At the White House, President Barack Obama played the role of business pitchman Tuesday, saluting executives whose companies have chosen to gain or expand their footprint in the United States.

In Congress the same day, a group of 14 Democratic senators introduced legislation to keep U.S. firms from going in the other direction, using foreign acquisitions to avoid paying higher U.S. corporate tax rates.

Obama welcomed leaders of 11 foreign and U.S.-based firms that have opened new plants in the United States or brought back overseas operations.

The president cited low energy costs, a productive workforce and a "dynamic economy" as major U.S. attractions for corporate investment.

"We want folks to know this is a great place to do business," he told the executives, including Ericsson North America CEO Angel Ruiz, Lufthansa chairman and CEO Carsten Spohr, who met just outside the Oval Office in the White House Roosevelt Room. "We don't always do what it takes to go after business around the world and make sure that they know the benefits of investing in the largest market on Earth."

The roundtable discussion by the executives and top White House officials was part of a week devoted to promoting foreign investments in the United States.

Obama is showcasing the effect of an improving economy on job growth during a congressional election year that finds the public still anxious about employment and financial wellbeing.

Obama's attention to the influx of foreign business coincided with new concern in Congress with a trend of U.S. companies seeking to set up overseas headquarters in part to avoid U.S. tax rates. The Senate legislation, which faces long odds in a divided Congress, would set a two-year moratorium on the ability of corporations to acquire offshore companies in order to shift their addresses to low-tax foreign countries.

The practice, which drew recent prominence when Pfizer Inc. sought to take over British drugmaker AstraZeneca, can cost the U.S. government billions of dollars in lost tax revenue.

"These transactions are about tax avoidance, plain and simple," said Sen. Carl Levin, the main sponsor of the Senate legislation and the chairman of the Senate Permanent Subcommittee on Investigations.

Levin's bill is similar to an Obama administration proposal in its 2015 budget to dissuade companies from making such transactions. The Treasury estimated that the change would generate $17 billion in tax revenue over 10 years.

Seeking to attract business to the U.S., White House advisers said an effort by Obama to streamline U.S. outreach to foreign companies has resulted in $18 billion in new business investments in the United States in 17 different states and territories. They said the program, called SelectUSA, has helped nearly 500 businesses since October.

Foreign direct investments last year rebounded, from $166 billion in 2012 to $193 billion in 2013, still far short of the $310 billion in 2008.

The executives invited to Tuesday's White House round-table discussion were from Ford, chip manufacturer GlobalFoundries, toy maker K'nex, South Korea's Hankook Tire, German airline Lufthansa, Swedish technology firm Ericsson, Danish biotechnology company Novozymes, Canadian apparel maker Richelieu, Belgian materials technology company Umicore, French high-tech company Safran and Switzerland-based Zurich Insurance Group.
___
Set of tasks:
A) In the news report, how long a moratorium would the Senate legislation place on corporations acquiring offshore companies to shift their addresses abroad?
B) Reproduce the stretch of the news report from "At the White" through "for corporate investment.", word for word.

Given information:
___
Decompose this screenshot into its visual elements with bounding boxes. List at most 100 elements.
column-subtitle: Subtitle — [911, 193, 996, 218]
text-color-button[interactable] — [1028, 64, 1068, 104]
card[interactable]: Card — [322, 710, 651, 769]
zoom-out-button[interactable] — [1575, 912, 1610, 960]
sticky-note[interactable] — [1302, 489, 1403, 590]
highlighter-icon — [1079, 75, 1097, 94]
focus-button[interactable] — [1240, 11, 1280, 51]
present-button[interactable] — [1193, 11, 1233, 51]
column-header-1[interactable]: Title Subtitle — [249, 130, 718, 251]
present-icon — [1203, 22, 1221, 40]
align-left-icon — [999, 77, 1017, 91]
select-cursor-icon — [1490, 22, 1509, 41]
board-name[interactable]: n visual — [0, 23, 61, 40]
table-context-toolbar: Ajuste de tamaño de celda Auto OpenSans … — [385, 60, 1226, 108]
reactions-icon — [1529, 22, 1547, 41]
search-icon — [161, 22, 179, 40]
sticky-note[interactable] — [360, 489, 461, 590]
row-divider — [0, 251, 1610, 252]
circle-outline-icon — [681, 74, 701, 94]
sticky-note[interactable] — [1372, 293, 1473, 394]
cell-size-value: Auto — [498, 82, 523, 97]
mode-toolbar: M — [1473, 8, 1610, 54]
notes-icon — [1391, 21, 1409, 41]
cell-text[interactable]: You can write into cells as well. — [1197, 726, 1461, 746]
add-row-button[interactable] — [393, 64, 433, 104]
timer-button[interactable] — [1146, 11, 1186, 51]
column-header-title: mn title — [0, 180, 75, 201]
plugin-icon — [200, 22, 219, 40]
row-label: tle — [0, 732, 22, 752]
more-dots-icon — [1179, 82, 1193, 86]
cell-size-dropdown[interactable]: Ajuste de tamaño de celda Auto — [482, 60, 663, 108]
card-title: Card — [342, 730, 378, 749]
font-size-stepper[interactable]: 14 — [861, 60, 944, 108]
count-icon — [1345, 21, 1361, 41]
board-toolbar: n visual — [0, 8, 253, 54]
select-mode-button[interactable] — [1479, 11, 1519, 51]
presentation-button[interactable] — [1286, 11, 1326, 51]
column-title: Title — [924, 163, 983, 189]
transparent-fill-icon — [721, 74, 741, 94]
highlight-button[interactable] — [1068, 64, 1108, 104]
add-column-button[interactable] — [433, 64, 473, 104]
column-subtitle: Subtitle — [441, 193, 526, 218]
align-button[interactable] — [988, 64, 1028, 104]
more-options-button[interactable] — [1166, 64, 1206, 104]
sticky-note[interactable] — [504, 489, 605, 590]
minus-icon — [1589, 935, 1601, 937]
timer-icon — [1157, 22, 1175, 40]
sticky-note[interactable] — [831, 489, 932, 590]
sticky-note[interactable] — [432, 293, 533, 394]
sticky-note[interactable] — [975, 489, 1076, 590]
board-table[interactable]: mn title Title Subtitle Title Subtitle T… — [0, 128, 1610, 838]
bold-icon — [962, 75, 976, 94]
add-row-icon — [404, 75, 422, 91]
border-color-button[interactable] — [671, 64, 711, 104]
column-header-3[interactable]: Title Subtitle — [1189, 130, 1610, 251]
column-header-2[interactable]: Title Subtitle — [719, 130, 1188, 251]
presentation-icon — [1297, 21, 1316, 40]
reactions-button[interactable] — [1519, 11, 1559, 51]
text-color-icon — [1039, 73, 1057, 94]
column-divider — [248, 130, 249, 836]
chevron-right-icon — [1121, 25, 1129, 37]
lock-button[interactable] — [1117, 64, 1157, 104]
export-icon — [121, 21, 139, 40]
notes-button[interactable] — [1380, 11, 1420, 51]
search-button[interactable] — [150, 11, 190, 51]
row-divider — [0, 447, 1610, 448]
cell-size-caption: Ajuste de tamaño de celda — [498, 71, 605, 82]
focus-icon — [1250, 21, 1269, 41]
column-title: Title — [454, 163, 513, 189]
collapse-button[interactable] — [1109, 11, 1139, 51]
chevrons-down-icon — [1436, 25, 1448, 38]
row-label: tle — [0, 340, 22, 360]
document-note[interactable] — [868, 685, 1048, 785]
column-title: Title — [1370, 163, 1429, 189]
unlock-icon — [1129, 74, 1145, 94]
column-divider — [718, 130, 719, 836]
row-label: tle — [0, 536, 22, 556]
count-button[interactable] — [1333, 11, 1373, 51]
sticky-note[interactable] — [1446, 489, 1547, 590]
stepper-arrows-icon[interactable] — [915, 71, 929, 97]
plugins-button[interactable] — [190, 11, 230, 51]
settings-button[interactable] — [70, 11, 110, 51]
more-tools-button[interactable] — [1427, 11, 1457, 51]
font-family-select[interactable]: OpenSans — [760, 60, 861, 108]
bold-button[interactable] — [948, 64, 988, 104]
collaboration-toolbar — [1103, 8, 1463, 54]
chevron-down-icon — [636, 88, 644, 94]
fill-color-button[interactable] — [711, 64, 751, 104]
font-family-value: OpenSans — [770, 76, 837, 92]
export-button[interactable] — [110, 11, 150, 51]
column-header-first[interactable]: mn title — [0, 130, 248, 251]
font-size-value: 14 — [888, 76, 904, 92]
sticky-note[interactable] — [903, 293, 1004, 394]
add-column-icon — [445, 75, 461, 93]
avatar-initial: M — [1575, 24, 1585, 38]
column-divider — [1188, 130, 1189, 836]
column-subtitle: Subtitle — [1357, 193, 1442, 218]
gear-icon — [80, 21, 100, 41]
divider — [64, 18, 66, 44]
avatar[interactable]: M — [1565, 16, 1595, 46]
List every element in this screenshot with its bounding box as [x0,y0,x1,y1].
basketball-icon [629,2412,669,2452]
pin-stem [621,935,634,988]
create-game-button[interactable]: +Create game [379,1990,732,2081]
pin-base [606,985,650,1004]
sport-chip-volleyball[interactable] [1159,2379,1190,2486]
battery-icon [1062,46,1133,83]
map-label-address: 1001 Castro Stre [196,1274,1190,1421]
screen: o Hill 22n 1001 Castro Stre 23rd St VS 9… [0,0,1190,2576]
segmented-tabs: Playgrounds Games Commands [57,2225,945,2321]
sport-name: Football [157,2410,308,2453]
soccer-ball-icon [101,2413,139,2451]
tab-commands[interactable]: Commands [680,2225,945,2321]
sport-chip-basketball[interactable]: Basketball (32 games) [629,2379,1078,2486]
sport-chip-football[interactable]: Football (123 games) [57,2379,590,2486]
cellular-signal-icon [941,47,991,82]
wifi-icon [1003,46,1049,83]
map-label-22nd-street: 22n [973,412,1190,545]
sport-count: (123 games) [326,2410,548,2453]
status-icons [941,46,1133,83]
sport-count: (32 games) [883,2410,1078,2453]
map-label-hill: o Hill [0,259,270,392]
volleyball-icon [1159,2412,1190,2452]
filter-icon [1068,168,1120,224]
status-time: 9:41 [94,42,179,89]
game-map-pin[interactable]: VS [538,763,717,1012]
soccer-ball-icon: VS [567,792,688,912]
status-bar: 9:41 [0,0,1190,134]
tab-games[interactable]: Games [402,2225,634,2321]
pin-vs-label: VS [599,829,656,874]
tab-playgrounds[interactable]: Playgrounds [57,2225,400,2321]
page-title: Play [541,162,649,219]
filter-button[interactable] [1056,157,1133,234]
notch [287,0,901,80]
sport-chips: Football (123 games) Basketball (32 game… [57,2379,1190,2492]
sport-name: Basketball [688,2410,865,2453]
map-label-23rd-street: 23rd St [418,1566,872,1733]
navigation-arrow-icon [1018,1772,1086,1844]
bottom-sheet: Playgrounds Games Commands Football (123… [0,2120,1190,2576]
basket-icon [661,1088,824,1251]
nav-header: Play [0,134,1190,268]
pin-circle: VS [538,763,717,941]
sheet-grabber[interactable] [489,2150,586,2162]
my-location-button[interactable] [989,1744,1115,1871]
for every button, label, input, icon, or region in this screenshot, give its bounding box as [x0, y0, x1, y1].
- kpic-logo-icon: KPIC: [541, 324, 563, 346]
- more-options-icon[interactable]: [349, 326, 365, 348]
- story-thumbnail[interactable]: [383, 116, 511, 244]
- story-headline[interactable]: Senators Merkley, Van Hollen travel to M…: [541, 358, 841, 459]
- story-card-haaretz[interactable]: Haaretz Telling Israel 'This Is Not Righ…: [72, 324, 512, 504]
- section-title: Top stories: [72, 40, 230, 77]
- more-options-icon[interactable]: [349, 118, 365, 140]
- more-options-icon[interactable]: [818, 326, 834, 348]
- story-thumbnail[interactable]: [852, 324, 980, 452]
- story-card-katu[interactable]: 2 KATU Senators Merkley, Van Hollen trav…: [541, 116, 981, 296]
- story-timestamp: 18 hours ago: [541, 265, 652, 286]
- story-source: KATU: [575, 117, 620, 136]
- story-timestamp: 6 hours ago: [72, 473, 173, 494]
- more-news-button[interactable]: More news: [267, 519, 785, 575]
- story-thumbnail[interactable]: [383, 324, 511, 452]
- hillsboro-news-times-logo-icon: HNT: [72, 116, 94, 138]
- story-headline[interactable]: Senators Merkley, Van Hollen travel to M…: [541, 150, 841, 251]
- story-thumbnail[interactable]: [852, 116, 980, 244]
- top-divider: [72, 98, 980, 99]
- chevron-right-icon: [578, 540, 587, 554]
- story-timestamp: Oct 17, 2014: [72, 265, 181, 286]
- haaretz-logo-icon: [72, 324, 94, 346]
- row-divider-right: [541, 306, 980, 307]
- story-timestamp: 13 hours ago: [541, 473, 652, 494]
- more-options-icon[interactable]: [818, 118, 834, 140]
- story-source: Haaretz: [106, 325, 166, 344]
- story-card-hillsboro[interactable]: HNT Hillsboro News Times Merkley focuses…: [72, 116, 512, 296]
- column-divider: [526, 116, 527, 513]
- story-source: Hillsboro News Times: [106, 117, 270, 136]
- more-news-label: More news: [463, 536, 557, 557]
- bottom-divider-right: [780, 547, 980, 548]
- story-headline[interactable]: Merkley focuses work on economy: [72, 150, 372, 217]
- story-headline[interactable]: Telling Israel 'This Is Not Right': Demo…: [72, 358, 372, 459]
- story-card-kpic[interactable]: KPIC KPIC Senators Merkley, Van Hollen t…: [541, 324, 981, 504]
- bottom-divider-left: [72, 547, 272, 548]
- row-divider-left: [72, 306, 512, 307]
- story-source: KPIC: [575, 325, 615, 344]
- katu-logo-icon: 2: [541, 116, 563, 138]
___
Answers to the tasks:
A) Two years.

B)
At the White House, President Barack Obama played the role of business pitchman Tuesday, saluting executives whose companies have chosen to gain or expand their footprint in the United States.

In Congress the same day, a group of 14 Democratic senators introduced legislation to keep U.S. firms from going in the other direction, using foreign acquisitions to avoid paying higher U.S. corporate tax rates.

Obama welcomed leaders of 11 foreign and U.S.-based firms that have opened new plants in the United States or brought back overseas operations.

The president cited low energy costs, a productive workforce and a "dynamic economy" as major U.S. attractions for corporate investment.